▶ **Set exercise**: Check every line below for the word "Soil" and show those that hold it.

Collected data:
:::

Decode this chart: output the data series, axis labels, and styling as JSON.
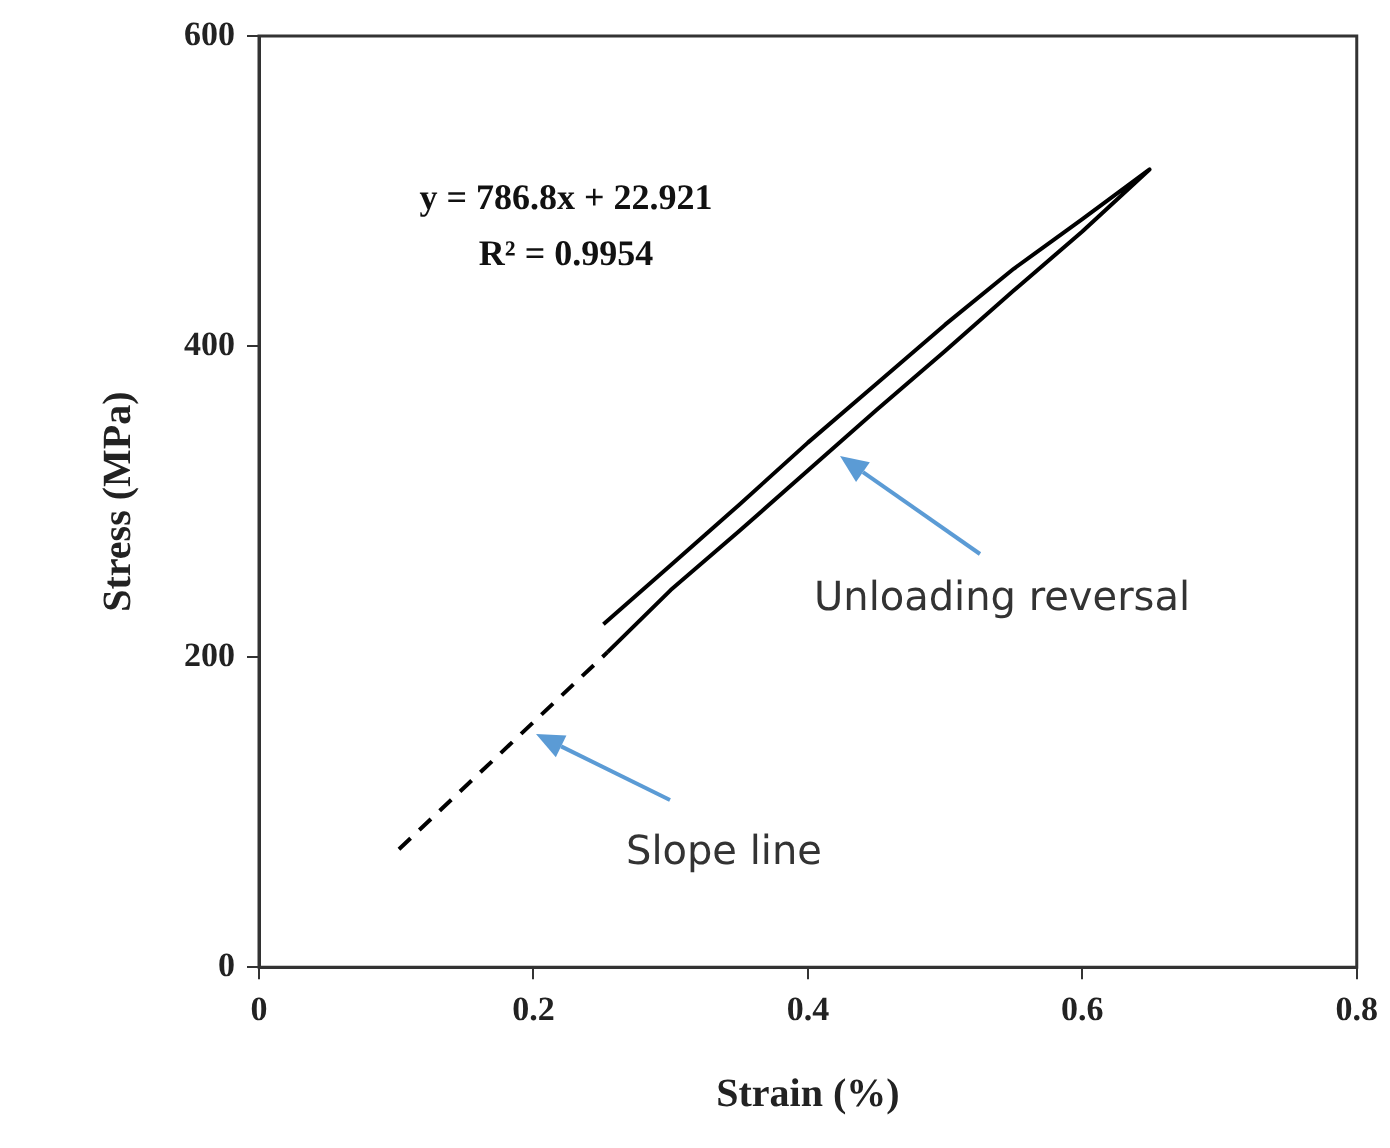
{
  "chart_data": {
    "type": "line",
    "xlabel": "Strain (%)",
    "ylabel": "Stress (MPa)",
    "xlim": [
      0,
      0.8
    ],
    "xticks": [
      0,
      0.2,
      0.4,
      0.6,
      0.8
    ],
    "ylim": [
      0,
      600
    ],
    "yticks": [
      0,
      200,
      400,
      600
    ],
    "grid": false,
    "legend": false,
    "marker": "none",
    "series": [
      {
        "color": "#000000",
        "line_style": "solid",
        "x": [
          0.251,
          0.3,
          0.35,
          0.4,
          0.45,
          0.5,
          0.55,
          0.6,
          0.649,
          0.6,
          0.55,
          0.5,
          0.45,
          0.4,
          0.35,
          0.3,
          0.254
        ],
        "values": [
          221,
          259,
          298,
          338,
          376,
          414,
          450,
          482,
          514,
          474,
          436,
          397,
          359,
          320,
          281,
          243,
          203
        ]
      },
      {
        "color": "#000000",
        "line_style": "dashed",
        "x": [
          0.102,
          0.254
        ],
        "values": [
          76,
          203
        ]
      }
    ],
    "annotations": [
      "y = 786.8x + 22.921",
      "R² = 0.9954",
      "Unloading reversal",
      "Slope line"
    ]
  }
}
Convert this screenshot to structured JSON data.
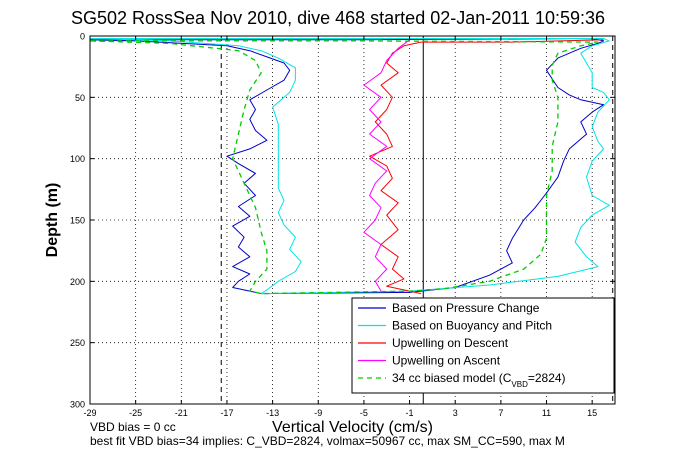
{
  "chart_data": {
    "type": "line",
    "title": "SG502 RossSea Nov 2010, dive 468 started 02-Jan-2011 10:59:36",
    "xlabel": "Vertical Velocity (cm/s)",
    "ylabel": "Depth (m)",
    "xlim": [
      -29,
      17
    ],
    "ylim": [
      300,
      0
    ],
    "y_reversed": true,
    "xticks": [
      -29,
      -25,
      -21,
      -17,
      -13,
      -9,
      -5,
      -1,
      3,
      7,
      11,
      15
    ],
    "yticks": [
      0,
      50,
      100,
      150,
      200,
      250,
      300
    ],
    "grid": "on",
    "grid_style": "dotted",
    "legend_position": "bottom-right",
    "reference_lines": [
      {
        "x": -17.5,
        "style": "dashed"
      },
      {
        "x": 0.2,
        "style": "solid"
      },
      {
        "x": 16.8,
        "style": "dashed"
      }
    ],
    "series": [
      {
        "name": "Based on Pressure Change",
        "color": "#0000cc",
        "style": "solid",
        "points": [
          [
            -29,
            3
          ],
          [
            -10,
            3
          ],
          [
            -5,
            3
          ],
          [
            15,
            2
          ],
          [
            16,
            4
          ],
          [
            15.5,
            6
          ],
          [
            14,
            10
          ],
          [
            12,
            18
          ],
          [
            11,
            28
          ],
          [
            12,
            42
          ],
          [
            13,
            48
          ],
          [
            14,
            52
          ],
          [
            16,
            56
          ],
          [
            15,
            62
          ],
          [
            14,
            70
          ],
          [
            14.5,
            80
          ],
          [
            13,
            92
          ],
          [
            12.5,
            102
          ],
          [
            12,
            115
          ],
          [
            11,
            128
          ],
          [
            10,
            140
          ],
          [
            9,
            150
          ],
          [
            8,
            165
          ],
          [
            7.5,
            175
          ],
          [
            8,
            185
          ],
          [
            6,
            195
          ],
          [
            3,
            205
          ],
          [
            -1,
            209
          ],
          [
            -14,
            210
          ],
          [
            -15,
            208
          ],
          [
            -16.5,
            205
          ],
          [
            -16,
            200
          ],
          [
            -15,
            194
          ],
          [
            -16.5,
            188
          ],
          [
            -15,
            180
          ],
          [
            -16,
            172
          ],
          [
            -15.5,
            164
          ],
          [
            -16.5,
            155
          ],
          [
            -15,
            147
          ],
          [
            -16,
            139
          ],
          [
            -14.5,
            130
          ],
          [
            -15.5,
            120
          ],
          [
            -14.5,
            112
          ],
          [
            -16,
            104
          ],
          [
            -17,
            98
          ],
          [
            -15,
            92
          ],
          [
            -13.5,
            85
          ],
          [
            -14.5,
            77
          ],
          [
            -15,
            68
          ],
          [
            -14.5,
            60
          ],
          [
            -15,
            52
          ],
          [
            -13.5,
            44
          ],
          [
            -12,
            36
          ],
          [
            -11.5,
            28
          ],
          [
            -12,
            22
          ],
          [
            -13.5,
            17
          ],
          [
            -15,
            12
          ],
          [
            -17,
            8
          ],
          [
            -25,
            4
          ],
          [
            -29,
            3
          ]
        ]
      },
      {
        "name": "Based on Buoyancy and Pitch",
        "color": "#00e5e5",
        "style": "solid",
        "points": [
          [
            -29,
            2
          ],
          [
            -10,
            2
          ],
          [
            -5,
            2
          ],
          [
            16,
            2
          ],
          [
            16.5,
            4
          ],
          [
            15,
            8
          ],
          [
            14,
            14
          ],
          [
            14.5,
            22
          ],
          [
            15,
            30
          ],
          [
            15,
            42
          ],
          [
            16,
            46
          ],
          [
            16.5,
            52
          ],
          [
            15.5,
            62
          ],
          [
            15,
            74
          ],
          [
            15.5,
            86
          ],
          [
            16,
            92
          ],
          [
            15,
            102
          ],
          [
            14.5,
            115
          ],
          [
            15,
            130
          ],
          [
            16.5,
            138
          ],
          [
            15,
            146
          ],
          [
            14,
            156
          ],
          [
            13.5,
            168
          ],
          [
            14.5,
            180
          ],
          [
            15.5,
            188
          ],
          [
            12,
            196
          ],
          [
            6,
            203
          ],
          [
            -1,
            208
          ],
          [
            -14,
            210
          ],
          [
            -13.5,
            207
          ],
          [
            -12.5,
            200
          ],
          [
            -11,
            192
          ],
          [
            -10.5,
            184
          ],
          [
            -11.5,
            174
          ],
          [
            -11,
            164
          ],
          [
            -12,
            154
          ],
          [
            -12.5,
            144
          ],
          [
            -12,
            134
          ],
          [
            -12.5,
            124
          ],
          [
            -12.5,
            112
          ],
          [
            -12.5,
            100
          ],
          [
            -12.5,
            86
          ],
          [
            -12.5,
            72
          ],
          [
            -13,
            58
          ],
          [
            -11.5,
            46
          ],
          [
            -11,
            36
          ],
          [
            -11,
            26
          ],
          [
            -12.5,
            18
          ],
          [
            -14,
            12
          ],
          [
            -16,
            8
          ],
          [
            -22,
            4
          ],
          [
            -29,
            2
          ]
        ]
      },
      {
        "name": "Upwelling on Descent",
        "color": "#ff0000",
        "style": "solid",
        "points": [
          [
            16,
            3
          ],
          [
            8,
            5
          ],
          [
            0,
            5
          ],
          [
            -1.5,
            8
          ],
          [
            -2.5,
            14
          ],
          [
            -3,
            22
          ],
          [
            -2,
            30
          ],
          [
            -3.5,
            40
          ],
          [
            -2.5,
            50
          ],
          [
            -3,
            60
          ],
          [
            -4,
            70
          ],
          [
            -3,
            80
          ],
          [
            -2.5,
            90
          ],
          [
            -4.5,
            98
          ],
          [
            -3,
            106
          ],
          [
            -2.5,
            116
          ],
          [
            -3.5,
            126
          ],
          [
            -2,
            136
          ],
          [
            -3,
            146
          ],
          [
            -2,
            158
          ],
          [
            -3.5,
            170
          ],
          [
            -2,
            180
          ],
          [
            -2.5,
            190
          ],
          [
            -1.5,
            198
          ],
          [
            -3,
            204
          ],
          [
            -1,
            208
          ],
          [
            0,
            210
          ]
        ]
      },
      {
        "name": "Upwelling on Ascent",
        "color": "#ff00ff",
        "style": "solid",
        "points": [
          [
            -1,
            3
          ],
          [
            -2,
            10
          ],
          [
            -3,
            20
          ],
          [
            -3.5,
            30
          ],
          [
            -5,
            40
          ],
          [
            -3.5,
            50
          ],
          [
            -4.5,
            60
          ],
          [
            -3.5,
            70
          ],
          [
            -4.5,
            80
          ],
          [
            -3,
            90
          ],
          [
            -4.5,
            100
          ],
          [
            -3,
            110
          ],
          [
            -4,
            120
          ],
          [
            -4.5,
            130
          ],
          [
            -3.5,
            140
          ],
          [
            -4,
            150
          ],
          [
            -5,
            160
          ],
          [
            -3.5,
            170
          ],
          [
            -4,
            180
          ],
          [
            -3,
            190
          ],
          [
            -4,
            200
          ],
          [
            -3.5,
            208
          ]
        ]
      },
      {
        "name": "34 cc biased model (C_VBD=2824)",
        "color": "#00cc00",
        "style": "dashed",
        "points": [
          [
            -29,
            4
          ],
          [
            -10,
            4
          ],
          [
            -5,
            4
          ],
          [
            15.5,
            5
          ],
          [
            14,
            8
          ],
          [
            12,
            14
          ],
          [
            11.5,
            24
          ],
          [
            11.5,
            36
          ],
          [
            12,
            50
          ],
          [
            12,
            70
          ],
          [
            11.5,
            90
          ],
          [
            11.5,
            110
          ],
          [
            11,
            130
          ],
          [
            11,
            150
          ],
          [
            11,
            165
          ],
          [
            10.5,
            178
          ],
          [
            9,
            190
          ],
          [
            6,
            200
          ],
          [
            2,
            206
          ],
          [
            -1,
            208
          ],
          [
            -14,
            210
          ],
          [
            -15,
            208
          ],
          [
            -14.5,
            200
          ],
          [
            -13.5,
            190
          ],
          [
            -13.5,
            175
          ],
          [
            -14,
            160
          ],
          [
            -14.5,
            140
          ],
          [
            -15.5,
            120
          ],
          [
            -16.5,
            100
          ],
          [
            -16,
            80
          ],
          [
            -15.5,
            60
          ],
          [
            -15,
            44
          ],
          [
            -14,
            30
          ],
          [
            -14.5,
            20
          ],
          [
            -16,
            12
          ],
          [
            -22,
            6
          ],
          [
            -29,
            4
          ]
        ]
      }
    ],
    "legend": {
      "entries": [
        "Based on Pressure Change",
        "Based on Buoyancy and Pitch",
        "Upwelling on Descent",
        "Upwelling on Ascent",
        "34 cc biased model (C"
      ],
      "last_entry_subscript": "VBD",
      "last_entry_suffix": "=2824)"
    },
    "annotations": {
      "line1": "VBD bias = 0 cc",
      "line2": "best fit VBD bias=34 implies: C_VBD=2824, volmax=50967 cc, max SM_CC=590, max M"
    }
  }
}
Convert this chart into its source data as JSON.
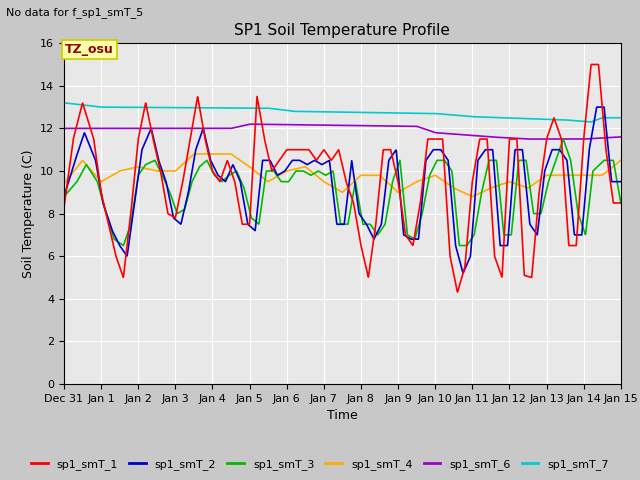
{
  "title": "SP1 Soil Temperature Profile",
  "xlabel": "Time",
  "ylabel": "Soil Temperature (C)",
  "no_data_text": "No data for f_sp1_smT_5",
  "tz_label": "TZ_osu",
  "ylim": [
    0,
    16
  ],
  "yticks": [
    0,
    2,
    4,
    6,
    8,
    10,
    12,
    14,
    16
  ],
  "xtick_labels": [
    "Dec 31",
    "Jan 1",
    "Jan 2",
    "Jan 3",
    "Jan 4",
    "Jan 5",
    "Jan 6",
    "Jan 7",
    "Jan 8",
    "Jan 9",
    "Jan 10",
    "Jan 11",
    "Jan 12",
    "Jan 13",
    "Jan 14",
    "Jan 15"
  ],
  "fig_bg_color": "#c8c8c8",
  "plot_bg_color": "#e8e8e8",
  "series_colors": {
    "sp1_smT_1": "#ff0000",
    "sp1_smT_2": "#0000cc",
    "sp1_smT_3": "#00bb00",
    "sp1_smT_4": "#ffaa00",
    "sp1_smT_6": "#9900cc",
    "sp1_smT_7": "#00cccc"
  },
  "grid_color": "#ffffff",
  "title_fontsize": 11,
  "axis_label_fontsize": 9,
  "tick_fontsize": 8,
  "legend_fontsize": 8
}
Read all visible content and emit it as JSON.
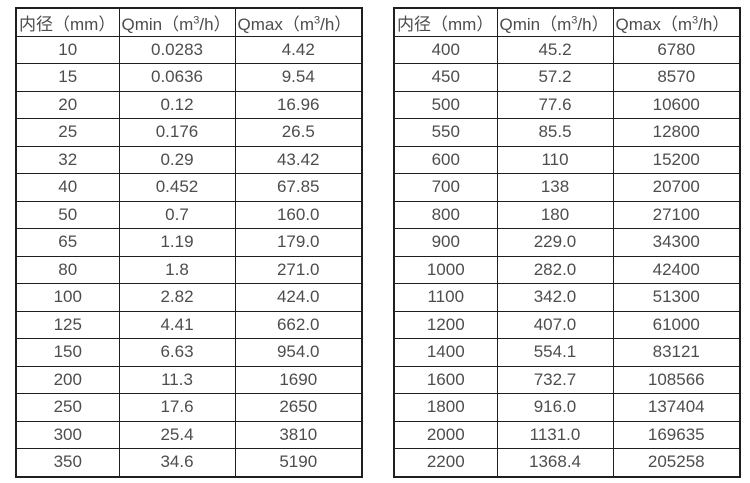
{
  "page": {
    "background_color": "#ffffff",
    "text_color": "#4d4d4d",
    "border_color": "#1f1f1f"
  },
  "tables": [
    {
      "name": "small-diameter-flow-table",
      "header": {
        "col1": "内径（mm）",
        "col2_prefix": "Qmin（m",
        "col2_sup": "3",
        "col2_suffix": "/h）",
        "col3_prefix": "Qmax（m",
        "col3_sup": "3",
        "col3_suffix": "/h）"
      },
      "rows": [
        [
          "10",
          "0.0283",
          "4.42"
        ],
        [
          "15",
          "0.0636",
          "9.54"
        ],
        [
          "20",
          "0.12",
          "16.96"
        ],
        [
          "25",
          "0.176",
          "26.5"
        ],
        [
          "32",
          "0.29",
          "43.42"
        ],
        [
          "40",
          "0.452",
          "67.85"
        ],
        [
          "50",
          "0.7",
          "160.0"
        ],
        [
          "65",
          "1.19",
          "179.0"
        ],
        [
          "80",
          "1.8",
          "271.0"
        ],
        [
          "100",
          "2.82",
          "424.0"
        ],
        [
          "125",
          "4.41",
          "662.0"
        ],
        [
          "150",
          "6.63",
          "954.0"
        ],
        [
          "200",
          "11.3",
          "1690"
        ],
        [
          "250",
          "17.6",
          "2650"
        ],
        [
          "300",
          "25.4",
          "3810"
        ],
        [
          "350",
          "34.6",
          "5190"
        ]
      ]
    },
    {
      "name": "large-diameter-flow-table",
      "header": {
        "col1": "内径（mm）",
        "col2_prefix": "Qmin（m",
        "col2_sup": "3",
        "col2_suffix": "/h）",
        "col3_prefix": "Qmax（m",
        "col3_sup": "3",
        "col3_suffix": "/h）"
      },
      "rows": [
        [
          "400",
          "45.2",
          "6780"
        ],
        [
          "450",
          "57.2",
          "8570"
        ],
        [
          "500",
          "77.6",
          "10600"
        ],
        [
          "550",
          "85.5",
          "12800"
        ],
        [
          "600",
          "110",
          "15200"
        ],
        [
          "700",
          "138",
          "20700"
        ],
        [
          "800",
          "180",
          "27100"
        ],
        [
          "900",
          "229.0",
          "34300"
        ],
        [
          "1000",
          "282.0",
          "42400"
        ],
        [
          "1100",
          "342.0",
          "51300"
        ],
        [
          "1200",
          "407.0",
          "61000"
        ],
        [
          "1400",
          "554.1",
          "83121"
        ],
        [
          "1600",
          "732.7",
          "108566"
        ],
        [
          "1800",
          "916.0",
          "137404"
        ],
        [
          "2000",
          "1131.0",
          "169635"
        ],
        [
          "2200",
          "1368.4",
          "205258"
        ]
      ]
    }
  ]
}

:::

▶ **Answer to the task**:
  "title": "SP1 Soil Temperature Profile",
  "ylabel": "Soil Temperature (C)",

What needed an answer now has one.